__WHAT TO WORK ON__
Below are records. Copy every line with "text" in it.

Stored records:
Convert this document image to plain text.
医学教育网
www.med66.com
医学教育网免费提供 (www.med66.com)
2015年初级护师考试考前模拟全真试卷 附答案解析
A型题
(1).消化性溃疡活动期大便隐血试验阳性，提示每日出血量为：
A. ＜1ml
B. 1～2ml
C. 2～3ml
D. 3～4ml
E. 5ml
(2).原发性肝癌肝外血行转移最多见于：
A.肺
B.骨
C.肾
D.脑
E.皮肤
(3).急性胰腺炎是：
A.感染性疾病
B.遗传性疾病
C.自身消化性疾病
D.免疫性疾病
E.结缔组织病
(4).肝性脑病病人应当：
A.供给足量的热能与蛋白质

...

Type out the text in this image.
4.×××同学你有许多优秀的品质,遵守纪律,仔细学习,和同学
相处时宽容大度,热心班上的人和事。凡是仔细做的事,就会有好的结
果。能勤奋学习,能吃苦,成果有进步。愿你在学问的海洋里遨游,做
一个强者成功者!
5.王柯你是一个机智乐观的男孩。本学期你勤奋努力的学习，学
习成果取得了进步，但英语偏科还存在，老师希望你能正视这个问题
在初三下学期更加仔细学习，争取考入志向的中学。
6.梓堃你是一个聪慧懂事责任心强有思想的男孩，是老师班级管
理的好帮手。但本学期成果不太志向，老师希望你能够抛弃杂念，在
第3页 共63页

---

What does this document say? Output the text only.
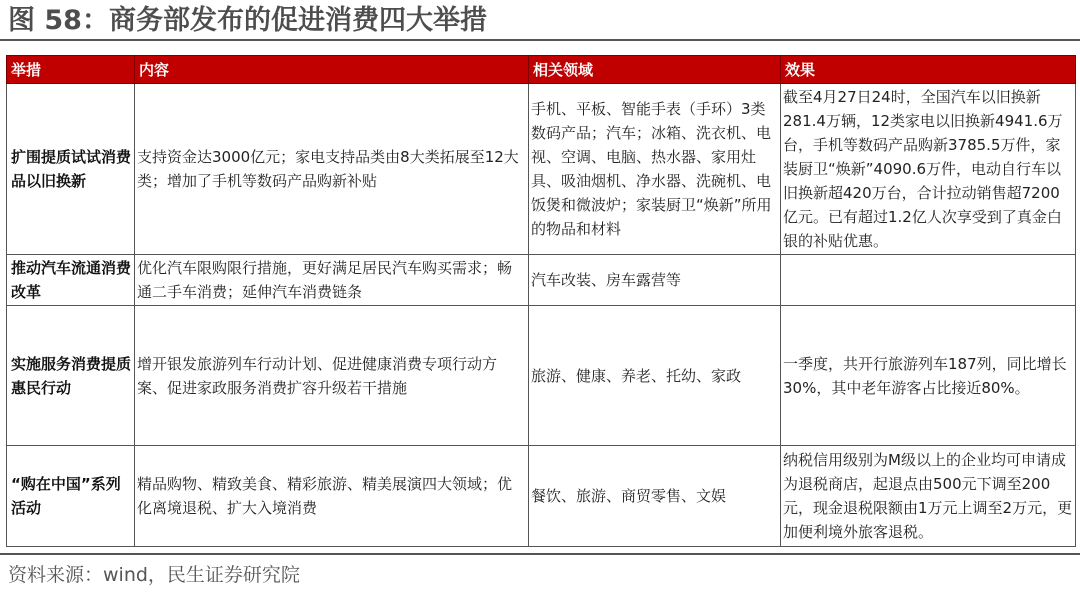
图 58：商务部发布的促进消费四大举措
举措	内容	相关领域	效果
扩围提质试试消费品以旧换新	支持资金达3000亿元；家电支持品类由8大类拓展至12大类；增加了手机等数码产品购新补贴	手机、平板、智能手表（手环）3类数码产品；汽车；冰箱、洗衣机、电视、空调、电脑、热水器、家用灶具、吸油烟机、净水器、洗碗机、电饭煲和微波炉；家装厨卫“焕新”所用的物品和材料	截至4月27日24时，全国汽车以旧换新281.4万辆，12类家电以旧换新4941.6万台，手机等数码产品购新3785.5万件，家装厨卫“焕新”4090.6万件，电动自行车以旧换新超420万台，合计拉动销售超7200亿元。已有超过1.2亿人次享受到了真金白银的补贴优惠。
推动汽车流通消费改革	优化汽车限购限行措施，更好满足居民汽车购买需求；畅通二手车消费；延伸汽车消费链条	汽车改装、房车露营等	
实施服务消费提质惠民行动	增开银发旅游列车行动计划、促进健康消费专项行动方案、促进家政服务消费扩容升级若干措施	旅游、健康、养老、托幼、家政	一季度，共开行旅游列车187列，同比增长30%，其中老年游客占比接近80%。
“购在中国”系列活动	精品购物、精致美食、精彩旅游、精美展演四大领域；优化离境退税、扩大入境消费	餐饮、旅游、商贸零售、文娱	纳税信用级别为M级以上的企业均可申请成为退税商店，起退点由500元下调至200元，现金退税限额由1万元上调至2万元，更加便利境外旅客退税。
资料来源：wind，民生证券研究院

__COMPLETE OUTPUT__
Convert this document image to plain text.
Type out the text in this image.
What does this document say? Output the text only.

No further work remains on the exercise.